Record di annotazione spaziale -

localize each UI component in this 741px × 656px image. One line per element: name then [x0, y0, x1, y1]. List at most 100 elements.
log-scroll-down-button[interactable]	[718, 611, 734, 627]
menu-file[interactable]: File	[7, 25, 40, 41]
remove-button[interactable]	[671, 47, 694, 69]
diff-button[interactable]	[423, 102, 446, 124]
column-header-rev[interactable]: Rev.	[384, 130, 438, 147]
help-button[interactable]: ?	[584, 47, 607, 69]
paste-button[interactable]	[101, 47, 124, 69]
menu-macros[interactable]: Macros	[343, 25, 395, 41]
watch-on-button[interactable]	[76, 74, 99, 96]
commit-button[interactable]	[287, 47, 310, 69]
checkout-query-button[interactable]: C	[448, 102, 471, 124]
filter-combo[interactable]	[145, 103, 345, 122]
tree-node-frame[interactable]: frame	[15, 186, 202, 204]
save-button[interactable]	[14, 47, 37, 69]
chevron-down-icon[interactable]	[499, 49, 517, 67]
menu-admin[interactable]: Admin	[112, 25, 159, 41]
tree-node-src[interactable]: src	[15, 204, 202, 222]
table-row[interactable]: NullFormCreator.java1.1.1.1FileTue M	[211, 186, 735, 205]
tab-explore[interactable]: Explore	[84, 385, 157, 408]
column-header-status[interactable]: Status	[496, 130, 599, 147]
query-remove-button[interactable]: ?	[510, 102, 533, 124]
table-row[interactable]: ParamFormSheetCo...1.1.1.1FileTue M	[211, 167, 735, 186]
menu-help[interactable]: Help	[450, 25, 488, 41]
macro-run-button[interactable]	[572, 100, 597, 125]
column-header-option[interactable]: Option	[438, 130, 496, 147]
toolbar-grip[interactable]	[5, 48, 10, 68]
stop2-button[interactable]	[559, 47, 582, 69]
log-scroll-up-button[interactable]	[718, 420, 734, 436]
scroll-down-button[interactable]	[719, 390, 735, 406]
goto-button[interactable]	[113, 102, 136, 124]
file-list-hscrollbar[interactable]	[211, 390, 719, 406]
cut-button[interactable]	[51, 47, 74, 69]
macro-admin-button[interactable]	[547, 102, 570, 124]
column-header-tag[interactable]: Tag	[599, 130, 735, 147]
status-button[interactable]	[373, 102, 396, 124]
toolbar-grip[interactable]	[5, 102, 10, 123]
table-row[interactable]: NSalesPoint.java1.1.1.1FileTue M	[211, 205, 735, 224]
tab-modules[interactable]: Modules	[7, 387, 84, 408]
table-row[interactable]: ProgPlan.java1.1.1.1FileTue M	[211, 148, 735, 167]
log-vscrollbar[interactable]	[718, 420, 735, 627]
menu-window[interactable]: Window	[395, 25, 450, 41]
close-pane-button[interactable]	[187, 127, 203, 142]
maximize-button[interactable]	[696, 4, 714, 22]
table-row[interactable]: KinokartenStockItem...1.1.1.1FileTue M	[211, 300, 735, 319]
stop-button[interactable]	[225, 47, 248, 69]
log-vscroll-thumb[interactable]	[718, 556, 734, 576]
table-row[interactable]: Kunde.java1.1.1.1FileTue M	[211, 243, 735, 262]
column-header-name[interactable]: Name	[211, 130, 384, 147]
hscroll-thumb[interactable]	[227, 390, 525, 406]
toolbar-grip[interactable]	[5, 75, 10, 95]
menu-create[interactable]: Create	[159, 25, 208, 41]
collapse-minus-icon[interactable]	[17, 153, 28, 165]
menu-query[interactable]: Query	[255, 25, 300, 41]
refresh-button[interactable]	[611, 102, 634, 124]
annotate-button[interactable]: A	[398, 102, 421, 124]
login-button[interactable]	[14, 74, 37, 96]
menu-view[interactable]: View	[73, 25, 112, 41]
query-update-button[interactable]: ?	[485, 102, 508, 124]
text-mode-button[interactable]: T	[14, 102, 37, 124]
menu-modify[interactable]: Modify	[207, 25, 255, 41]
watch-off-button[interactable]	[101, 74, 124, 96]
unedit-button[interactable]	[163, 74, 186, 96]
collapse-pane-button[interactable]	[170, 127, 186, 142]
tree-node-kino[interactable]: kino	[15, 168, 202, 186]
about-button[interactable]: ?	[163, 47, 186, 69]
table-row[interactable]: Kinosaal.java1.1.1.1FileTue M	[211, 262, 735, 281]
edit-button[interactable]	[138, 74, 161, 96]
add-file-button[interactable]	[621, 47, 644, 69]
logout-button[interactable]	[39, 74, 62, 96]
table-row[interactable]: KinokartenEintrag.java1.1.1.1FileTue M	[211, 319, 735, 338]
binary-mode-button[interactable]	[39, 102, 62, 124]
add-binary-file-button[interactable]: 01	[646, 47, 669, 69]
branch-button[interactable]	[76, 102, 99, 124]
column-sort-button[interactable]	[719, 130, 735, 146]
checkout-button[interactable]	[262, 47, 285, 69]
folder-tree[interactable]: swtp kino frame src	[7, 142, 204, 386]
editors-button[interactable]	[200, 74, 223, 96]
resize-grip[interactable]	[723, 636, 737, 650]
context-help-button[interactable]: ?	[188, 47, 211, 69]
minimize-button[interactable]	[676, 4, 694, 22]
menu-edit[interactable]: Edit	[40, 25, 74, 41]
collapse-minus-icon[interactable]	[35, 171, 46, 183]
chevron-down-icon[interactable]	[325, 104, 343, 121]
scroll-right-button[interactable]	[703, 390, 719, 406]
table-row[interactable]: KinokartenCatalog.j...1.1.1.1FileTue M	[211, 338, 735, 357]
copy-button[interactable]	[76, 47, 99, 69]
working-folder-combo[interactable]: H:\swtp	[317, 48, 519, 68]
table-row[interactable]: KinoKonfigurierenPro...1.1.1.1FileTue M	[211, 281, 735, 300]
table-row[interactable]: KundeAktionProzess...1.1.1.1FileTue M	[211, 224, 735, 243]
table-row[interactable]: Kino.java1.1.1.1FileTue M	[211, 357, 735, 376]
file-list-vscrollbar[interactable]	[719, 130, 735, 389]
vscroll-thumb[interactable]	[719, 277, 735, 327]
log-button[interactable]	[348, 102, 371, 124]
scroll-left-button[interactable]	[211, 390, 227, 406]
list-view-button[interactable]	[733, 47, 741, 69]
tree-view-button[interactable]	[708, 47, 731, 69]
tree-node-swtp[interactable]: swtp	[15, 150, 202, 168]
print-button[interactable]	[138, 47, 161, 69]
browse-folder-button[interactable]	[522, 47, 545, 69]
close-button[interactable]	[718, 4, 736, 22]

Compito assegnato -
Restituisci tali e quali tutte le righe dei record riportati qui sopra, senza alcuna modifica.

Risposta al compito -
localize each UI component in this 741px × 656px image. One line per element: name then [x0, y0, x1, y1]. List at most 100 elements.
log-scroll-down-button[interactable]	[718, 611, 734, 627]
menu-file[interactable]: File	[7, 25, 40, 41]
remove-button[interactable]	[671, 47, 694, 69]
diff-button[interactable]	[423, 102, 446, 124]
column-header-rev[interactable]: Rev.	[384, 130, 438, 147]
help-button[interactable]: ?	[584, 47, 607, 69]
paste-button[interactable]	[101, 47, 124, 69]
menu-macros[interactable]: Macros	[343, 25, 395, 41]
watch-on-button[interactable]	[76, 74, 99, 96]
commit-button[interactable]	[287, 47, 310, 69]
checkout-query-button[interactable]: C	[448, 102, 471, 124]
filter-combo[interactable]	[145, 103, 345, 122]
tree-node-frame[interactable]: frame	[15, 186, 202, 204]
save-button[interactable]	[14, 47, 37, 69]
chevron-down-icon[interactable]	[499, 49, 517, 67]
menu-admin[interactable]: Admin	[112, 25, 159, 41]
tree-node-src[interactable]: src	[15, 204, 202, 222]
table-row[interactable]: NullFormCreator.java1.1.1.1FileTue M	[211, 186, 735, 205]
tab-explore[interactable]: Explore	[84, 385, 157, 408]
column-header-status[interactable]: Status	[496, 130, 599, 147]
query-remove-button[interactable]: ?	[510, 102, 533, 124]
table-row[interactable]: ParamFormSheetCo...1.1.1.1FileTue M	[211, 167, 735, 186]
menu-help[interactable]: Help	[450, 25, 488, 41]
macro-run-button[interactable]	[572, 100, 597, 125]
column-header-option[interactable]: Option	[438, 130, 496, 147]
toolbar-grip[interactable]	[5, 48, 10, 68]
stop2-button[interactable]	[559, 47, 582, 69]
log-scroll-up-button[interactable]	[718, 420, 734, 436]
scroll-down-button[interactable]	[719, 390, 735, 406]
goto-button[interactable]	[113, 102, 136, 124]
file-list-hscrollbar[interactable]	[211, 390, 719, 406]
cut-button[interactable]	[51, 47, 74, 69]
macro-admin-button[interactable]	[547, 102, 570, 124]
column-header-tag[interactable]: Tag	[599, 130, 735, 147]
status-button[interactable]	[373, 102, 396, 124]
toolbar-grip[interactable]	[5, 102, 10, 123]
table-row[interactable]: NSalesPoint.java1.1.1.1FileTue M	[211, 205, 735, 224]
tab-modules[interactable]: Modules	[7, 387, 84, 408]
table-row[interactable]: ProgPlan.java1.1.1.1FileTue M	[211, 148, 735, 167]
log-vscrollbar[interactable]	[718, 420, 735, 627]
menu-window[interactable]: Window	[395, 25, 450, 41]
close-pane-button[interactable]	[187, 127, 203, 142]
maximize-button[interactable]	[696, 4, 714, 22]
table-row[interactable]: KinokartenStockItem...1.1.1.1FileTue M	[211, 300, 735, 319]
stop-button[interactable]	[225, 47, 248, 69]
log-vscroll-thumb[interactable]	[718, 556, 734, 576]
table-row[interactable]: Kunde.java1.1.1.1FileTue M	[211, 243, 735, 262]
column-header-name[interactable]: Name	[211, 130, 384, 147]
hscroll-thumb[interactable]	[227, 390, 525, 406]
toolbar-grip[interactable]	[5, 75, 10, 95]
menu-create[interactable]: Create	[159, 25, 208, 41]
collapse-minus-icon[interactable]	[17, 153, 28, 165]
menu-query[interactable]: Query	[255, 25, 300, 41]
refresh-button[interactable]	[611, 102, 634, 124]
annotate-button[interactable]: A	[398, 102, 421, 124]
login-button[interactable]	[14, 74, 37, 96]
menu-view[interactable]: View	[73, 25, 112, 41]
query-update-button[interactable]: ?	[485, 102, 508, 124]
text-mode-button[interactable]: T	[14, 102, 37, 124]
menu-modify[interactable]: Modify	[207, 25, 255, 41]
watch-off-button[interactable]	[101, 74, 124, 96]
unedit-button[interactable]	[163, 74, 186, 96]
collapse-pane-button[interactable]	[170, 127, 186, 142]
tree-node-kino[interactable]: kino	[15, 168, 202, 186]
about-button[interactable]: ?	[163, 47, 186, 69]
table-row[interactable]: Kinosaal.java1.1.1.1FileTue M	[211, 262, 735, 281]
edit-button[interactable]	[138, 74, 161, 96]
add-file-button[interactable]	[621, 47, 644, 69]
logout-button[interactable]	[39, 74, 62, 96]
table-row[interactable]: KinokartenEintrag.java1.1.1.1FileTue M	[211, 319, 735, 338]
binary-mode-button[interactable]	[39, 102, 62, 124]
add-binary-file-button[interactable]: 01	[646, 47, 669, 69]
branch-button[interactable]	[76, 102, 99, 124]
column-sort-button[interactable]	[719, 130, 735, 146]
checkout-button[interactable]	[262, 47, 285, 69]
folder-tree[interactable]: swtp kino frame src	[7, 142, 204, 386]
editors-button[interactable]	[200, 74, 223, 96]
resize-grip[interactable]	[723, 636, 737, 650]
context-help-button[interactable]: ?	[188, 47, 211, 69]
minimize-button[interactable]	[676, 4, 694, 22]
menu-edit[interactable]: Edit	[40, 25, 74, 41]
collapse-minus-icon[interactable]	[35, 171, 46, 183]
chevron-down-icon[interactable]	[325, 104, 343, 121]
scroll-right-button[interactable]	[703, 390, 719, 406]
table-row[interactable]: KinokartenCatalog.j...1.1.1.1FileTue M	[211, 338, 735, 357]
copy-button[interactable]	[76, 47, 99, 69]
working-folder-combo[interactable]: H:\swtp	[317, 48, 519, 68]
table-row[interactable]: KinoKonfigurierenPro...1.1.1.1FileTue M	[211, 281, 735, 300]
table-row[interactable]: KundeAktionProzess...1.1.1.1FileTue M	[211, 224, 735, 243]
table-row[interactable]: Kino.java1.1.1.1FileTue M	[211, 357, 735, 376]
file-list-vscrollbar[interactable]	[719, 130, 735, 389]
vscroll-thumb[interactable]	[719, 277, 735, 327]
log-button[interactable]	[348, 102, 371, 124]
scroll-left-button[interactable]	[211, 390, 227, 406]
list-view-button[interactable]	[733, 47, 741, 69]
tree-view-button[interactable]	[708, 47, 731, 69]
tree-node-swtp[interactable]: swtp	[15, 150, 202, 168]
print-button[interactable]	[138, 47, 161, 69]
browse-folder-button[interactable]	[522, 47, 545, 69]
close-button[interactable]	[718, 4, 736, 22]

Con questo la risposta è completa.